YOUR GOAL:
Find the lines below that contain the string "structured". Copy each one.
*** EXTRACTED MATERIAL ***
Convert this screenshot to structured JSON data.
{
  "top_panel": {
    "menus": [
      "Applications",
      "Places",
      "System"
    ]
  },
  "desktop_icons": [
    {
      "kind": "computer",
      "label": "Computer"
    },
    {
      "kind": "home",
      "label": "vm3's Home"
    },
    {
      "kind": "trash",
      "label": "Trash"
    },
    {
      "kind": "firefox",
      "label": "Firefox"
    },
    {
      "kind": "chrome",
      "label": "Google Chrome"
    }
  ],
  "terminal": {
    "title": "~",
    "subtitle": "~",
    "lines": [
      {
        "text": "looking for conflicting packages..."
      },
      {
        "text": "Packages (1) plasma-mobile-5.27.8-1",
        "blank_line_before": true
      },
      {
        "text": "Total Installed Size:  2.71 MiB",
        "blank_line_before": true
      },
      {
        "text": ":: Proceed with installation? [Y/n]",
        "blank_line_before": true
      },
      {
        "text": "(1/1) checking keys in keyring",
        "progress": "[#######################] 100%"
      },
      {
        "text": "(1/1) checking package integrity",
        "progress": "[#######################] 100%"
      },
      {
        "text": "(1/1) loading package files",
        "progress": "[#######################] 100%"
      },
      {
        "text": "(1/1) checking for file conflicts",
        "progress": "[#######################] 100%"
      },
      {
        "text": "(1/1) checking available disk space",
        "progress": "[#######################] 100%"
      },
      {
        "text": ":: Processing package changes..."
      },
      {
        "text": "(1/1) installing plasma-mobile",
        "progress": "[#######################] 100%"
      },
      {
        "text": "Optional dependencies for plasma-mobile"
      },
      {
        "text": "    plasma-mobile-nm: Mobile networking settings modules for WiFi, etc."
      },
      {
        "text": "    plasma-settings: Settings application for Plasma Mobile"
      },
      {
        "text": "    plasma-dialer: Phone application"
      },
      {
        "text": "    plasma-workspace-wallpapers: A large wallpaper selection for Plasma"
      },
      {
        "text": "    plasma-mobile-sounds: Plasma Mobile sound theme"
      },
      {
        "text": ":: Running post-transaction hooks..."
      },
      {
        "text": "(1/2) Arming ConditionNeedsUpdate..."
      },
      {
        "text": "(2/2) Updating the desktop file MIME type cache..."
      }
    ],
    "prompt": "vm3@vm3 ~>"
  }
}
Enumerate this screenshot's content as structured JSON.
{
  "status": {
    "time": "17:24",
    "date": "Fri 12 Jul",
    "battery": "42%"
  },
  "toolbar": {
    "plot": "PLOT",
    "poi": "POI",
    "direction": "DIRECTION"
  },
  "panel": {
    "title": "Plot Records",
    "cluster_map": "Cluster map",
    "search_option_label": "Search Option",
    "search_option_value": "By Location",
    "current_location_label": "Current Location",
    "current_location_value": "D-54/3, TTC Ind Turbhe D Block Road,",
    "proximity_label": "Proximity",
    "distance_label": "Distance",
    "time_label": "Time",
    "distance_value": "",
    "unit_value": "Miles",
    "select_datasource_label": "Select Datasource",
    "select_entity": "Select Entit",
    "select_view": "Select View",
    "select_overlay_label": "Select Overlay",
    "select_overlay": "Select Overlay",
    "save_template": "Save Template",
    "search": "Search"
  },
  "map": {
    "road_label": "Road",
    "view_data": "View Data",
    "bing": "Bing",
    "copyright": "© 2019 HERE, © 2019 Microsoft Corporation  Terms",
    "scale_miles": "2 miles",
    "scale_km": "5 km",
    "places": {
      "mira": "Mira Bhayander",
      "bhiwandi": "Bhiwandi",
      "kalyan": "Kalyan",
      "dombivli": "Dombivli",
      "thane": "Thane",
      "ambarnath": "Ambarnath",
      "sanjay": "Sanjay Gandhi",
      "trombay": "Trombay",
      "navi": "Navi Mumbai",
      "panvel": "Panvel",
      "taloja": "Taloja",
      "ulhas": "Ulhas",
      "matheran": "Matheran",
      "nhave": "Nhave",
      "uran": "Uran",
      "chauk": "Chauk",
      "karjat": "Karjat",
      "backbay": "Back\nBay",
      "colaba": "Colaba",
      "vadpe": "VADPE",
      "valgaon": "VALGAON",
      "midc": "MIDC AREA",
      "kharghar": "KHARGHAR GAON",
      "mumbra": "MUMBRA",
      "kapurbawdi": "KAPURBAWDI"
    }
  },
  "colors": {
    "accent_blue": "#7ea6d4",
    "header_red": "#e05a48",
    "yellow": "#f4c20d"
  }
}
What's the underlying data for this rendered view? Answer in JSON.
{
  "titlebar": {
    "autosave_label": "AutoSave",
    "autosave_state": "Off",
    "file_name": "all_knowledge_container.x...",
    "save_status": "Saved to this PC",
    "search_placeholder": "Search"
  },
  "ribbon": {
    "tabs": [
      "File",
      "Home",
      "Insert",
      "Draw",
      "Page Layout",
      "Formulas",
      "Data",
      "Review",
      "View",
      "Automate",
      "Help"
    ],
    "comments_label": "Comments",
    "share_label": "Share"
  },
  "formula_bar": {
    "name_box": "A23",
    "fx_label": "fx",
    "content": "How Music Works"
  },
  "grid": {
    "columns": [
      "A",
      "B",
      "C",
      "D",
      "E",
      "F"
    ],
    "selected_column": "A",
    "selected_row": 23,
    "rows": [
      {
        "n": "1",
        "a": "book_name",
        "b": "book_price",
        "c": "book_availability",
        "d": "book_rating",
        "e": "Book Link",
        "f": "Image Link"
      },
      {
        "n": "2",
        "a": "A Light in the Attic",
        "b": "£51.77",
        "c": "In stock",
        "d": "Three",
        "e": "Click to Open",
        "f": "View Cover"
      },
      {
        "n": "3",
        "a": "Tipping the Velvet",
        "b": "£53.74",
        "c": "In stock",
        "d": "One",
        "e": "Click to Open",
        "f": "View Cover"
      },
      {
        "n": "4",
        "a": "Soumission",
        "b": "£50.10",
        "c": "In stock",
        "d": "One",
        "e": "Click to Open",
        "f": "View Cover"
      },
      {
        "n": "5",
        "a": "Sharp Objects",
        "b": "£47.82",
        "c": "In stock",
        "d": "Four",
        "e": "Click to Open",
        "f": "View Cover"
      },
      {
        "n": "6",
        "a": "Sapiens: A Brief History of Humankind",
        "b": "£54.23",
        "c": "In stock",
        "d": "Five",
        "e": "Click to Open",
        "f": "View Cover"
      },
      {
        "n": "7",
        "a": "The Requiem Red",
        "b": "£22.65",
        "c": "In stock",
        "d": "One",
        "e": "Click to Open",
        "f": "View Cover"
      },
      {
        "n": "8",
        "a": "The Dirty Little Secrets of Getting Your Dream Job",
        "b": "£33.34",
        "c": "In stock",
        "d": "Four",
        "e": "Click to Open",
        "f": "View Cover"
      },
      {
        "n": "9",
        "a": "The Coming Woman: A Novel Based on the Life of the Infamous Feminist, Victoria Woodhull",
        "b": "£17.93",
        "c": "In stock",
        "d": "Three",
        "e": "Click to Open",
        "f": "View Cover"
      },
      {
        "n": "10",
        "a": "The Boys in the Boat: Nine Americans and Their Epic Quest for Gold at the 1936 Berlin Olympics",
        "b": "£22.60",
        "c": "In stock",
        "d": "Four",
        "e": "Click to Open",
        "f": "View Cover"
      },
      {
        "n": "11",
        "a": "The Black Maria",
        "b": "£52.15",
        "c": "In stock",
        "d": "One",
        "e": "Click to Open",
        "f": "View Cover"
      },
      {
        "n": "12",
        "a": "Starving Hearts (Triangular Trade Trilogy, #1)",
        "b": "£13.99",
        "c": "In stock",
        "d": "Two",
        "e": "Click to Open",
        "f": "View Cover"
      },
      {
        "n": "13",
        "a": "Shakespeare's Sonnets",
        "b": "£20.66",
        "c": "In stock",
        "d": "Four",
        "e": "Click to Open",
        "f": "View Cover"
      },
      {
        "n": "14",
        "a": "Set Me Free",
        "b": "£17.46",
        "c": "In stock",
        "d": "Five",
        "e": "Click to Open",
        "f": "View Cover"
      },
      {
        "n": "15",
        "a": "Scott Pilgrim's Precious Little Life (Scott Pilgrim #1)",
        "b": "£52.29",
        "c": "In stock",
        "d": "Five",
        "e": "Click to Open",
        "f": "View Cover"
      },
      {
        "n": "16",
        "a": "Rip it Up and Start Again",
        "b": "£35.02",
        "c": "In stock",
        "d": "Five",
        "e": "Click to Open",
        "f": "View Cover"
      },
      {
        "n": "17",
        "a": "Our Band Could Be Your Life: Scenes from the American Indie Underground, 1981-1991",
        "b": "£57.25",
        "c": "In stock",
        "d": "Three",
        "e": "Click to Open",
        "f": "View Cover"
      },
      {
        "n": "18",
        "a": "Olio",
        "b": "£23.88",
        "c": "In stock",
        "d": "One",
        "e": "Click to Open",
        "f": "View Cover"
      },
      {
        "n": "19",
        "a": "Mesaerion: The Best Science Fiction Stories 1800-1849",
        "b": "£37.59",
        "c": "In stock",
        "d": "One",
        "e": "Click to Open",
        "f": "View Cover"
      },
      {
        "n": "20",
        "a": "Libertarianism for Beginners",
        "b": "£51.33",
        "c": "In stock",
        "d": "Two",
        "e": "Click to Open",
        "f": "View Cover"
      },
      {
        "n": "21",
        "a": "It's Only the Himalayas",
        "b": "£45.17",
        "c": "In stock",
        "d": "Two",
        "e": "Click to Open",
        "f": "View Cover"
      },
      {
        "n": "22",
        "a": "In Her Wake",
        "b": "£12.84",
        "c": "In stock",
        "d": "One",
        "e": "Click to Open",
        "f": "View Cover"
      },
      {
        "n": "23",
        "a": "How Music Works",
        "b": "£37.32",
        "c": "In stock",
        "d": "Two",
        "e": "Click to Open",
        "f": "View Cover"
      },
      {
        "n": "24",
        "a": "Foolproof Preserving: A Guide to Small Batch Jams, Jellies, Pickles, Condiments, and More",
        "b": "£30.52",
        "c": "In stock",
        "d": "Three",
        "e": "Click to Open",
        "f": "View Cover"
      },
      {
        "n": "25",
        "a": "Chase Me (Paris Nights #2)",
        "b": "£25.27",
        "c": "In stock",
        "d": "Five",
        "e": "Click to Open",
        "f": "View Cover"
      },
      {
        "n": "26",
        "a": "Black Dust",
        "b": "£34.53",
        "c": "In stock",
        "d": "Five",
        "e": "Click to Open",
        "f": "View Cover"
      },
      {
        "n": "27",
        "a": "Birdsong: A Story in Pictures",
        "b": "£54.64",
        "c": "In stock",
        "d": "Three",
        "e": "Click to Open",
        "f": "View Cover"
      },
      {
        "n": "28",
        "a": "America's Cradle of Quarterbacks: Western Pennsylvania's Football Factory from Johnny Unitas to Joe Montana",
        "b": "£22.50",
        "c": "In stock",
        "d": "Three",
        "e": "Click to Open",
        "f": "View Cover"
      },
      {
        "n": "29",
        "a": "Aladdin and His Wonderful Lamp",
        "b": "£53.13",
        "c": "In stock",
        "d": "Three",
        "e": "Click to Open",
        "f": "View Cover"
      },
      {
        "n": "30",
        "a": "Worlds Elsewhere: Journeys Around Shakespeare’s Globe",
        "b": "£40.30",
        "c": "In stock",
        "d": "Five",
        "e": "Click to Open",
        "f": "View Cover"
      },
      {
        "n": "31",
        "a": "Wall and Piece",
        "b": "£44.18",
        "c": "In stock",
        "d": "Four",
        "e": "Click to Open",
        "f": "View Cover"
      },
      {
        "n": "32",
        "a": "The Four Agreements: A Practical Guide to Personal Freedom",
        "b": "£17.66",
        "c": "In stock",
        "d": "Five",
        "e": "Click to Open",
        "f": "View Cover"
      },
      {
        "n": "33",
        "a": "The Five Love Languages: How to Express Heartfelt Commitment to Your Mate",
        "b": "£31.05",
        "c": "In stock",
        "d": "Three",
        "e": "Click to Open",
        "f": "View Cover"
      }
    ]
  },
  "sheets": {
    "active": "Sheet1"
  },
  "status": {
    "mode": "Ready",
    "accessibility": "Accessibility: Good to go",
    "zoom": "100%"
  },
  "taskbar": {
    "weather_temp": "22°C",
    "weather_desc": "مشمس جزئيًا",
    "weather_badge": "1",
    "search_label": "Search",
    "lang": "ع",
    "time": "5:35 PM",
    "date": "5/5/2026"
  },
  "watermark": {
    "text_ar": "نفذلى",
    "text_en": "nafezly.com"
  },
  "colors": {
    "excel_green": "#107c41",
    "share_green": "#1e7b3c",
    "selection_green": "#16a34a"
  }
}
***
FINISHED ANSWER:
Convert this screenshot to structured JSON data.
Enumerate this screenshot's content as structured JSON.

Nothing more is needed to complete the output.